*** DATA SUPPLIED ***

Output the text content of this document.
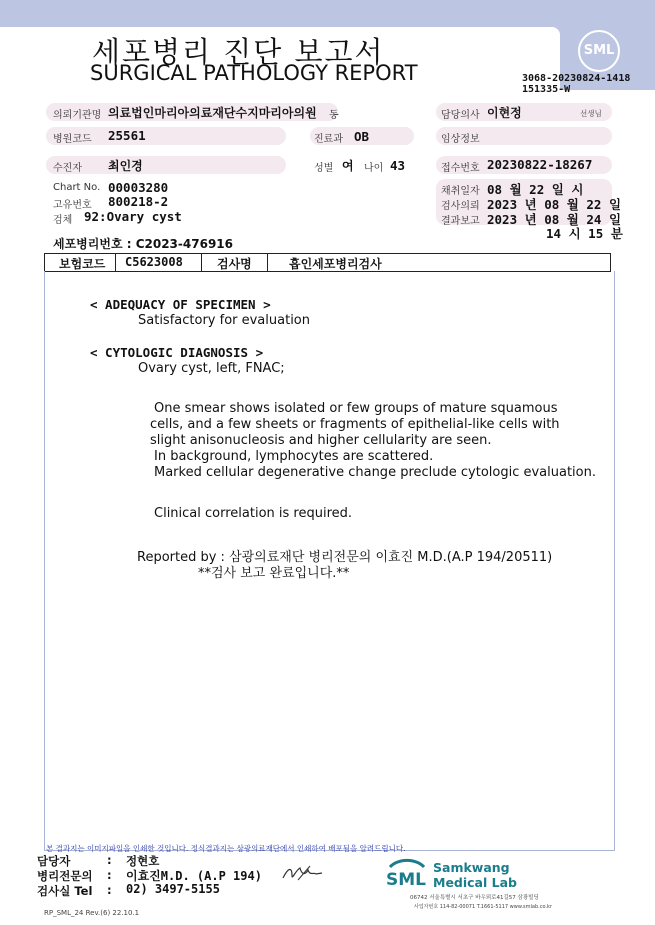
세포병리 진단 보고서
SURGICAL PATHOLOGY REPORT
SML
3068-20230824-1418
151335-W
의뢰기관명 의료법인마리아의료재단수지마리아의원 동
병원코드 25561	진료과 OB
수진자 최인경	성별 여 나이 43
Chart No. 00003280
고유번호 800218-2
검체 92:Ovary cyst
담당의사 이현정	선생님
임상정보
접수번호 20230822-18267
채취일자 08 월 22 일 시
검사의뢰 2023 년 08 월 22 일
결과보고 2023 년 08 월 24 일
14 시 15 분
세포병리번호 : C2023-476916
보험코드 C5623008	검사명	흡인세포병리검사
< ADEQUACY OF SPECIMEN >
Satisfactory for evaluation
< CYTOLOGIC DIAGNOSIS >
Ovary cyst, left, FNAC;
One smear shows isolated or few groups of mature squamous
cells, and a few sheets or fragments of epithelial-like cells with
slight anisonucleosis and higher cellularity are seen.
In background, lymphocytes are scattered.
Marked cellular degenerative change preclude cytologic evaluation.
Clinical correlation is required.
Reported by : 삼광의료재단 병리전문의 이효진 M.D.(A.P 194/20511)
**검사 보고 완료입니다.**
본 결과지는 이미지파일을 인쇄한 것입니다. 정식결과지는 삼광의료재단에서 인쇄하여 배포됨을 알려드립니다.
담당자	: 정현호
병리전문의 : 이효진M.D. (A.P 194)
검사실 Tel : 02) 3497-5155
RP_SML_24 Rev.(6) 22.10.1
SML
Samkwang
Medical Lab
06742 서울특별시 서초구 바우뫼로41길57 삼광빌딩
사업자번호 114-82-00071 T.1661-5117 www.smlab.co.kr
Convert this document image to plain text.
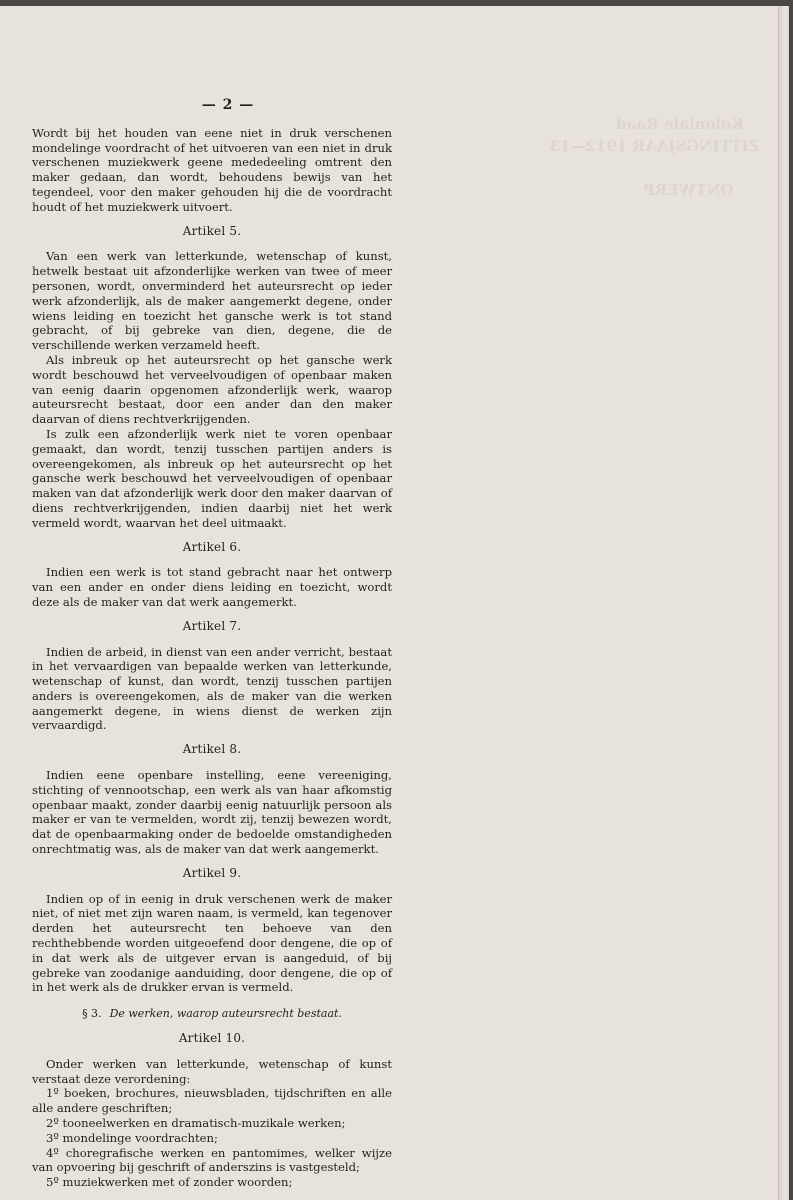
Koloniale Raad
ZITTINGSJAAR 1912—13

ONTWERP

— 2 —

Wordt bij het houden van eene niet in druk verschenen mondelinge voordracht of het uitvoeren van een niet in druk verschenen muziekwerk geene mededeeling omtrent den maker gedaan, dan wordt, behoudens bewijs van het tegendeel, voor den maker gehouden hij die de voordracht houdt of het muziekwerk uitvoert.

Artikel 5.

Van een werk van letterkunde, wetenschap of kunst, hetwelk bestaat uit afzonderlijke werken van twee of meer personen, wordt, onverminderd het auteursrecht op ieder werk afzonderlijk, als de maker aangemerkt degene, onder wiens leiding en toezicht het gansche werk is tot stand gebracht, of bij gebreke van dien, degene, die de verschillende werken verzameld heeft.

Als inbreuk op het auteursrecht op het gansche werk wordt beschouwd het verveelvoudigen of openbaar maken van eenig daarin opgenomen afzonderlijk werk, waarop auteursrecht bestaat, door een ander dan den maker daarvan of diens rechtverkrijgenden.

Is zulk een afzonderlijk werk niet te voren openbaar gemaakt, dan wordt, tenzij tusschen partijen anders is overeengekomen, als inbreuk op het auteursrecht op het gansche werk beschouwd het verveelvoudigen of openbaar maken van dat afzonderlijk werk door den maker daarvan of diens rechtverkrijgenden, indien daarbij niet het werk vermeld wordt, waarvan het deel uitmaakt.

Artikel 6.

Indien een werk is tot stand gebracht naar het ontwerp van een ander en onder diens leiding en toezicht, wordt deze als de maker van dat werk aangemerkt.

Artikel 7.

Indien de arbeid, in dienst van een ander verricht, bestaat in het vervaardigen van bepaalde werken van letterkunde, wetenschap of kunst, dan wordt, tenzij tusschen partijen anders is overeengekomen, als de maker van die werken aangemerkt degene, in wiens dienst de werken zijn vervaardigd.

Artikel 8.

Indien eene openbare instelling, eene vereeniging, stichting of vennootschap, een werk als van haar afkomstig openbaar maakt, zonder daarbij eenig natuurlijk persoon als maker er van te vermelden, wordt zij, tenzij bewezen wordt, dat de openbaarmaking onder de bedoelde omstandigheden onrechtmatig was, als de maker van dat werk aangemerkt.

Artikel 9.

Indien op of in eenig in druk verschenen werk de maker niet, of niet met zijn waren naam, is vermeld, kan tegenover derden het auteursrecht ten behoeve van den rechthebbende worden uitgeoefend door dengene, die op of in dat werk als de uitgever ervan is aangeduid, of bij gebreke van zoodanige aanduiding, door dengene, die op of in het werk als de drukker ervan is vermeld.

§ 3. De werken, waarop auteursrecht bestaat.
Artikel 10.

Onder werken van letterkunde, wetenschap of kunst verstaat deze verordening:

1º boeken, brochures, nieuwsbladen, tijdschriften en alle alle andere geschriften;

2º tooneelwerken en dramatisch-muzikale werken;

3º mondelinge voordrachten;

4º choregrafische werken en pantomimes, welker wijze van opvoering bij geschrift of anderszins is vastgesteld;

5º muziekwerken met of zonder woorden;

***

WHAT IS BEING ASKED: Pictures aside, repeat every entry exactly as written.

OUTPUT FOR THIS TASK:
Output the text content of this document.
세포병리 진단 보고서
SURGICAL PATHOLOGY REPORT
SML
3068-20230824-1418
151335-W
의뢰기관명 의료법인마리아의료재단수지마리아의원 동
병원코드 25561	진료과 OB
수진자 최인경	성별 여 나이 43
Chart No. 00003280
고유번호 800218-2
검체 92:Ovary cyst
담당의사 이현정	선생님
임상정보
접수번호 20230822-18267
채취일자 08 월 22 일 시
검사의뢰 2023 년 08 월 22 일
결과보고 2023 년 08 월 24 일
14 시 15 분
세포병리번호 : C2023-476916
보험코드 C5623008	검사명	흡인세포병리검사
< ADEQUACY OF SPECIMEN >
Satisfactory for evaluation
< CYTOLOGIC DIAGNOSIS >
Ovary cyst, left, FNAC;
One smear shows isolated or few groups of mature squamous
cells, and a few sheets or fragments of epithelial-like cells with
slight anisonucleosis and higher cellularity are seen.
In background, lymphocytes are scattered.
Marked cellular degenerative change preclude cytologic evaluation.
Clinical correlation is required.
Reported by : 삼광의료재단 병리전문의 이효진 M.D.(A.P 194/20511)
**검사 보고 완료입니다.**
본 결과지는 이미지파일을 인쇄한 것입니다. 정식결과지는 삼광의료재단에서 인쇄하여 배포됨을 알려드립니다.
담당자	: 정현호
병리전문의 : 이효진M.D. (A.P 194)
검사실 Tel : 02) 3497-5155
RP_SML_24 Rev.(6) 22.10.1
SML
Samkwang
Medical Lab
06742 서울특별시 서초구 바우뫼로41길57 삼광빌딩
사업자번호 114-82-00071 T.1661-5117 www.smlab.co.kr
Convert this document image to plain text.
Koloniale Raad
ZITTINGSJAAR 1912—13

ONTWERP

— 2 —

Wordt bij het houden van eene niet in druk verschenen mondelinge voordracht of het uitvoeren van een niet in druk verschenen muziekwerk geene mededeeling omtrent den maker gedaan, dan wordt, behoudens bewijs van het tegendeel, voor den maker gehouden hij die de voordracht houdt of het muziekwerk uitvoert.

Artikel 5.

Van een werk van letterkunde, wetenschap of kunst, hetwelk bestaat uit afzonderlijke werken van twee of meer personen, wordt, onverminderd het auteursrecht op ieder werk afzonderlijk, als de maker aangemerkt degene, onder wiens leiding en toezicht het gansche werk is tot stand gebracht, of bij gebreke van dien, degene, die de verschillende werken verzameld heeft.

Als inbreuk op het auteursrecht op het gansche werk wordt beschouwd het verveelvoudigen of openbaar maken van eenig daarin opgenomen afzonderlijk werk, waarop auteursrecht bestaat, door een ander dan den maker daarvan of diens rechtverkrijgenden.

Is zulk een afzonderlijk werk niet te voren openbaar gemaakt, dan wordt, tenzij tusschen partijen anders is overeengekomen, als inbreuk op het auteursrecht op het gansche werk beschouwd het verveelvoudigen of openbaar maken van dat afzonderlijk werk door den maker daarvan of diens rechtverkrijgenden, indien daarbij niet het werk vermeld wordt, waarvan het deel uitmaakt.

Artikel 6.

Indien een werk is tot stand gebracht naar het ontwerp van een ander en onder diens leiding en toezicht, wordt deze als de maker van dat werk aangemerkt.

Artikel 7.

Indien de arbeid, in dienst van een ander verricht, bestaat in het vervaardigen van bepaalde werken van letterkunde, wetenschap of kunst, dan wordt, tenzij tusschen partijen anders is overeengekomen, als de maker van die werken aangemerkt degene, in wiens dienst de werken zijn vervaardigd.

Artikel 8.

Indien eene openbare instelling, eene vereeniging, stichting of vennootschap, een werk als van haar afkomstig openbaar maakt, zonder daarbij eenig natuurlijk persoon als maker er van te vermelden, wordt zij, tenzij bewezen wordt, dat de openbaarmaking onder de bedoelde omstandigheden onrechtmatig was, als de maker van dat werk aangemerkt.

Artikel 9.

Indien op of in eenig in druk verschenen werk de maker niet, of niet met zijn waren naam, is vermeld, kan tegenover derden het auteursrecht ten behoeve van den rechthebbende worden uitgeoefend door dengene, die op of in dat werk als de uitgever ervan is aangeduid, of bij gebreke van zoodanige aanduiding, door dengene, die op of in het werk als de drukker ervan is vermeld.

§ 3. De werken, waarop auteursrecht bestaat.
Artikel 10.

Onder werken van letterkunde, wetenschap of kunst verstaat deze verordening:

1º boeken, brochures, nieuwsbladen, tijdschriften en alle alle andere geschriften;

2º tooneelwerken en dramatisch-muzikale werken;

3º mondelinge voordrachten;

4º choregrafische werken en pantomimes, welker wijze van opvoering bij geschrift of anderszins is vastgesteld;

5º muziekwerken met of zonder woorden;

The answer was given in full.